**WRITTEN PROBLEM:**
What follows are records. Restate all of them word for word.

**PROVIDED DATA:**
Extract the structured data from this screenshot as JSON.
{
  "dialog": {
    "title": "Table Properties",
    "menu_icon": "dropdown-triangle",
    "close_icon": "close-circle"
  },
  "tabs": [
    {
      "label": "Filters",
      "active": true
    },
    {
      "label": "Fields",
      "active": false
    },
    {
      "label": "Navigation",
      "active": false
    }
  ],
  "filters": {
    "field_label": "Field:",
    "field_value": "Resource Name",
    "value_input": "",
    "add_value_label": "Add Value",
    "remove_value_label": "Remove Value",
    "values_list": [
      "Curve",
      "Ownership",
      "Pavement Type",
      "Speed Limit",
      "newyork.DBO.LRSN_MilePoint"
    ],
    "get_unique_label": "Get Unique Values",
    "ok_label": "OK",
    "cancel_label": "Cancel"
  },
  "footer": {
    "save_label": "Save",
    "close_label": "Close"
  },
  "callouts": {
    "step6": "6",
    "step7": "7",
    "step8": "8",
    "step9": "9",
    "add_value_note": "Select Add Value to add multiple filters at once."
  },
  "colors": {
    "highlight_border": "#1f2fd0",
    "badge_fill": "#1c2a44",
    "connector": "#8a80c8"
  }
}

**FULL ANSWER:**
Extract the structured data from this screenshot as JSON.
{
  "dialog": {
    "title": "Table Properties",
    "menu_icon": "dropdown-triangle",
    "close_icon": "close-circle"
  },
  "tabs": [
    {
      "label": "Filters",
      "active": true
    },
    {
      "label": "Fields",
      "active": false
    },
    {
      "label": "Navigation",
      "active": false
    }
  ],
  "filters": {
    "field_label": "Field:",
    "field_value": "Resource Name",
    "value_input": "",
    "add_value_label": "Add Value",
    "remove_value_label": "Remove Value",
    "values_list": [
      "Curve",
      "Ownership",
      "Pavement Type",
      "Speed Limit",
      "newyork.DBO.LRSN_MilePoint"
    ],
    "get_unique_label": "Get Unique Values",
    "ok_label": "OK",
    "cancel_label": "Cancel"
  },
  "footer": {
    "save_label": "Save",
    "close_label": "Close"
  },
  "callouts": {
    "step6": "6",
    "step7": "7",
    "step8": "8",
    "step9": "9",
    "add_value_note": "Select Add Value to add multiple filters at once."
  },
  "colors": {
    "highlight_border": "#1f2fd0",
    "badge_fill": "#1c2a44",
    "connector": "#8a80c8"
  }
}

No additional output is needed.